**Records provided**
:::

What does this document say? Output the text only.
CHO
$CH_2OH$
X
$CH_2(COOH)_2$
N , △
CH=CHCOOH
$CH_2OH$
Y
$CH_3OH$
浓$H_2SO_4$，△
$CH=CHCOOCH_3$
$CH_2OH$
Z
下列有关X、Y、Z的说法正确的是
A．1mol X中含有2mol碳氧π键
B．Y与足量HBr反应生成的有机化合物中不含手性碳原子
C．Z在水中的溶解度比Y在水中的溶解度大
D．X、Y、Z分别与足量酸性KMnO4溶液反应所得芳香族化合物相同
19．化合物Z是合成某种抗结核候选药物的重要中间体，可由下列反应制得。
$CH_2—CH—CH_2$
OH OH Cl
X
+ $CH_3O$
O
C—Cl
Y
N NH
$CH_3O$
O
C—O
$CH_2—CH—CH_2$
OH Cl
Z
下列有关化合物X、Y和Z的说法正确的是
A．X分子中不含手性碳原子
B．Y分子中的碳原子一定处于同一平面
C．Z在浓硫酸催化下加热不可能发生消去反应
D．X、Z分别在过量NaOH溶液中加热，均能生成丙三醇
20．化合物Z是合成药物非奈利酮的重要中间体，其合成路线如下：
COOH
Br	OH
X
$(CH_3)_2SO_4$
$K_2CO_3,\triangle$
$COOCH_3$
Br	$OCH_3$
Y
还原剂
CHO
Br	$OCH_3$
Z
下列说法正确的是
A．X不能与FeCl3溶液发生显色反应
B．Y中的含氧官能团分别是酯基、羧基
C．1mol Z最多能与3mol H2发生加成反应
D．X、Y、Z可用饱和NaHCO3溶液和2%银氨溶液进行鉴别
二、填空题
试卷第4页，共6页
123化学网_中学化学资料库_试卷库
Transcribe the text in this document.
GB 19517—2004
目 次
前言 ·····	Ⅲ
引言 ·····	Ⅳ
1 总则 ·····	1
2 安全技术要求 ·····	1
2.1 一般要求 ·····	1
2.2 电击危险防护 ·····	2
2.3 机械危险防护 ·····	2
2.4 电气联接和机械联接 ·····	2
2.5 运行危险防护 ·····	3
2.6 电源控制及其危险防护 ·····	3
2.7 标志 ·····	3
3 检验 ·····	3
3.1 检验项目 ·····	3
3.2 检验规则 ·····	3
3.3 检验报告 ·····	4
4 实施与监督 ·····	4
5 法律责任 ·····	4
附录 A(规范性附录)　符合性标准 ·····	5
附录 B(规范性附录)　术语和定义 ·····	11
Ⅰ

:::

Nothing outside the span should appear: transcribe the lines from the one containing "Transcribe the text in this document." through the last line of the records.

Transcribe the text in this document.
GB 19517—2004
目 次
前言 ·····	Ⅲ
引言 ·····	Ⅳ
1 总则 ·····	1
2 安全技术要求 ·····	1
2.1 一般要求 ·····	1
2.2 电击危险防护 ·····	2
2.3 机械危险防护 ·····	2
2.4 电气联接和机械联接 ·····	2
2.5 运行危险防护 ·····	3
2.6 电源控制及其危险防护 ·····	3
2.7 标志 ·····	3
3 检验 ·····	3
3.1 检验项目 ·····	3
3.2 检验规则 ·····	3
3.3 检验报告 ·····	4
4 实施与监督 ·····	4
5 法律责任 ·····	4
附录 A(规范性附录)　符合性标准 ·····	5
附录 B(规范性附录)　术语和定义 ·····	11
Ⅰ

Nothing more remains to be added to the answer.